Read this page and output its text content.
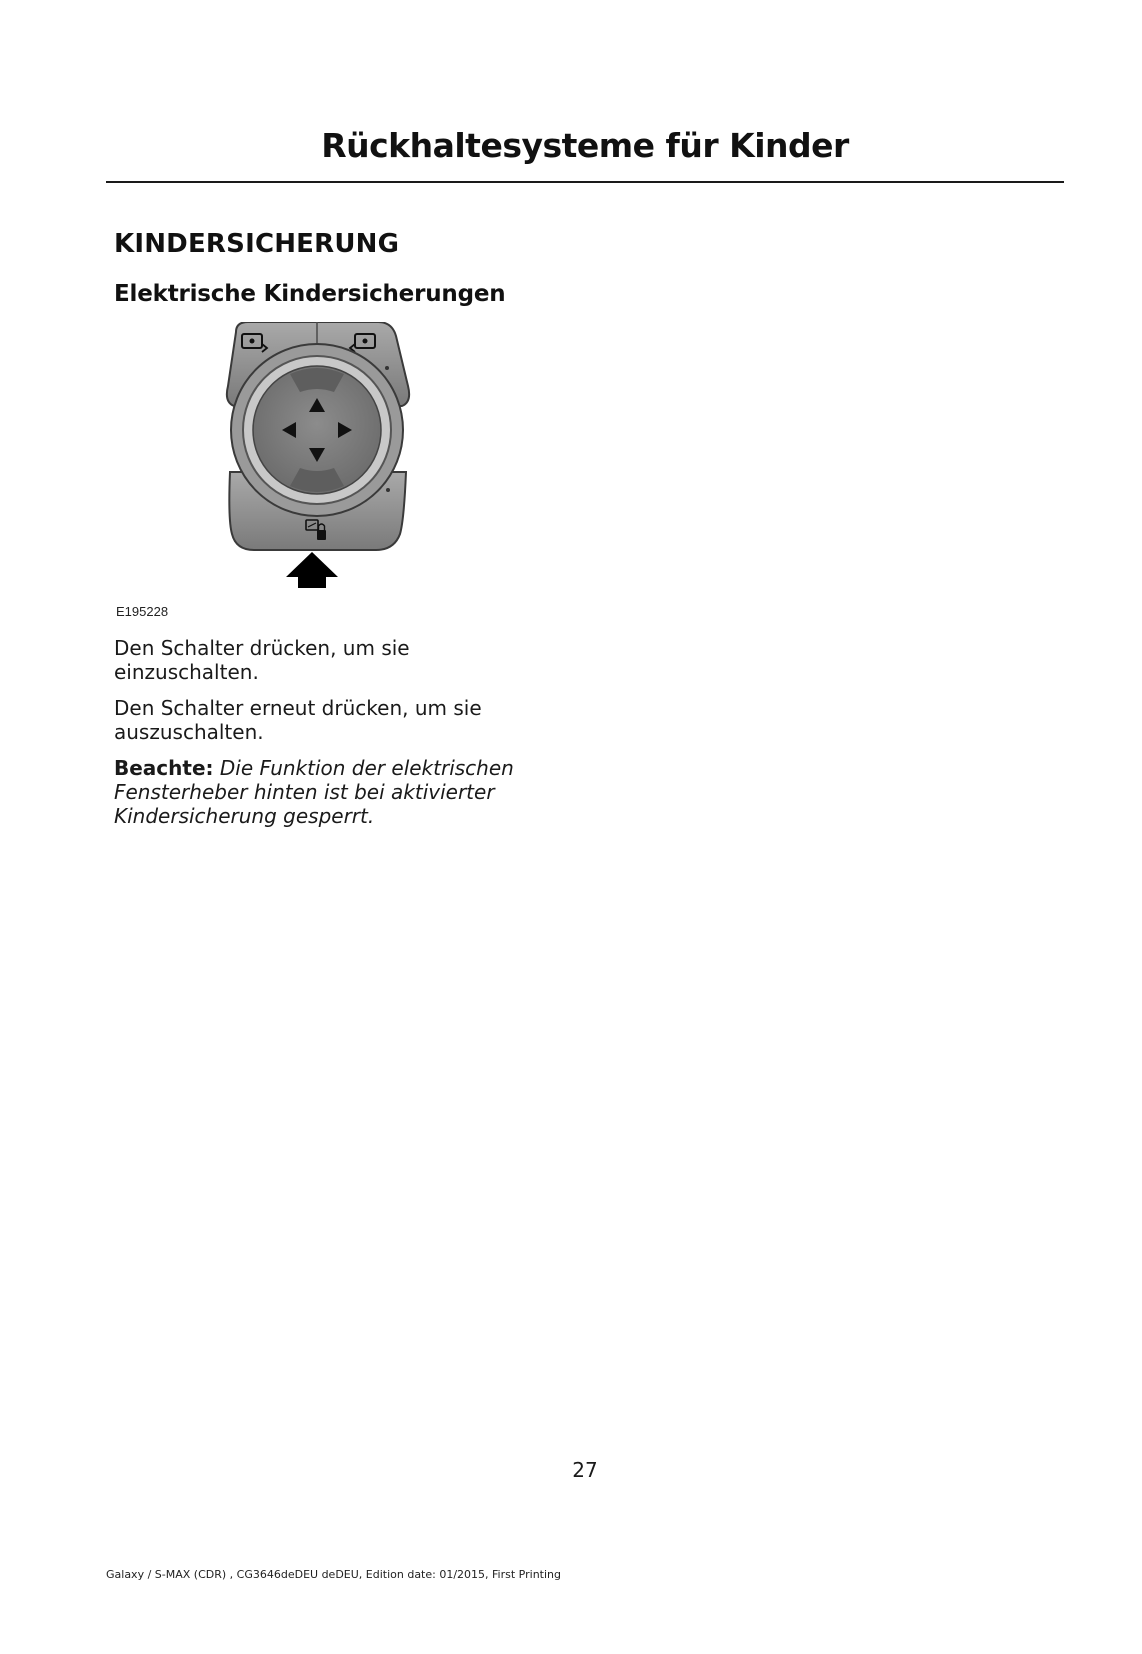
Rückhaltesysteme für Kinder
KINDERSICHERUNG
Elektrische Kindersicherungen
E195228

Den Schalter drücken, um sie einzuschalten.

Den Schalter erneut drücken, um sie auszuschalten.

Beachte: Die Funktion der elektrischen Fensterheber hinten ist bei aktivierter Kindersicherung gesperrt.

27
Galaxy / S-MAX (CDR) , CG3646deDEU deDEU, Edition date: 01/2015, First Printing
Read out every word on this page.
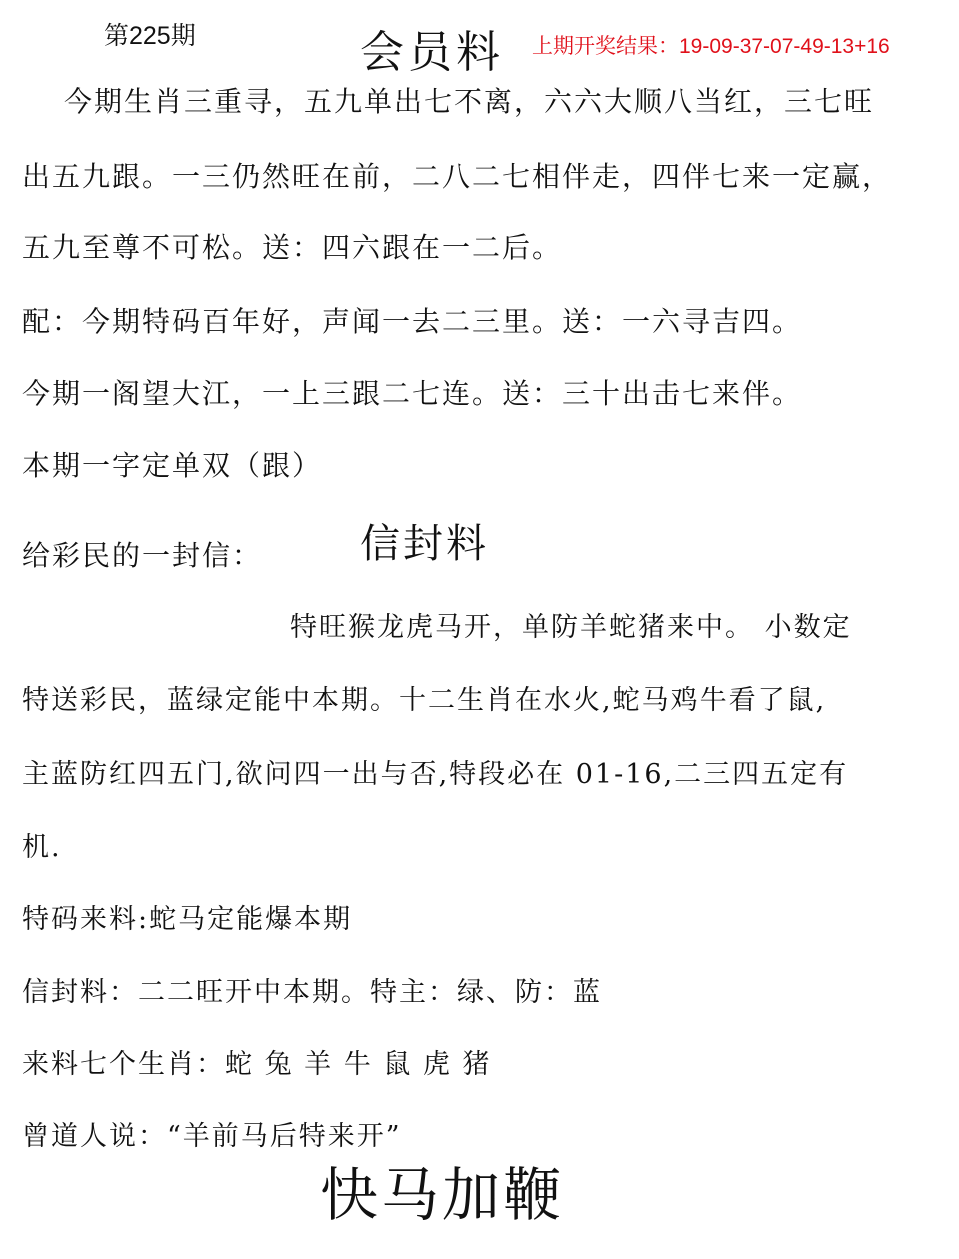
第225期	会员料 上期开奖结果：19-09-37-07-49-13+16
今期生肖三重寻，五九单出七不离，六六大顺八当红，三七旺
出五九跟。一三仍然旺在前，二八二七相伴走，四伴七来一定赢，
五九至尊不可松。送：四六跟在一二后。
配：今期特码百年好，声闻一去二三里。送：一六寻吉四。
今期一阁望大江，一上三跟二七连。送：三十出击七来伴。
本期一字定单双（跟）
给彩民的一封信： 信封料
特旺猴龙虎马开，单防羊蛇猪来中。 小数定
特送彩民，蓝绿定能中本期。十二生肖在水火,蛇马鸡牛看了鼠,
主蓝防红四五门,欲问四一出与否,特段必在 01-16,二三四五定有
机.
特码来料:蛇马定能爆本期
信封料：二二旺开中本期。特主：绿、防：蓝
来料七个生肖：蛇 兔 羊 牛 鼠 虎 猪
曾道人说：“羊前马后特来开”
快马加鞭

• • • • • • •

■ **INSTRUCTIONS TO FOLLOW**: Using the records given above, list every line that includes the word "Schalter".

■ **FINISHED ANSWER**:
Den Schalter drücken, um sie einzuschalten.
Den Schalter erneut drücken, um sie auszuschalten.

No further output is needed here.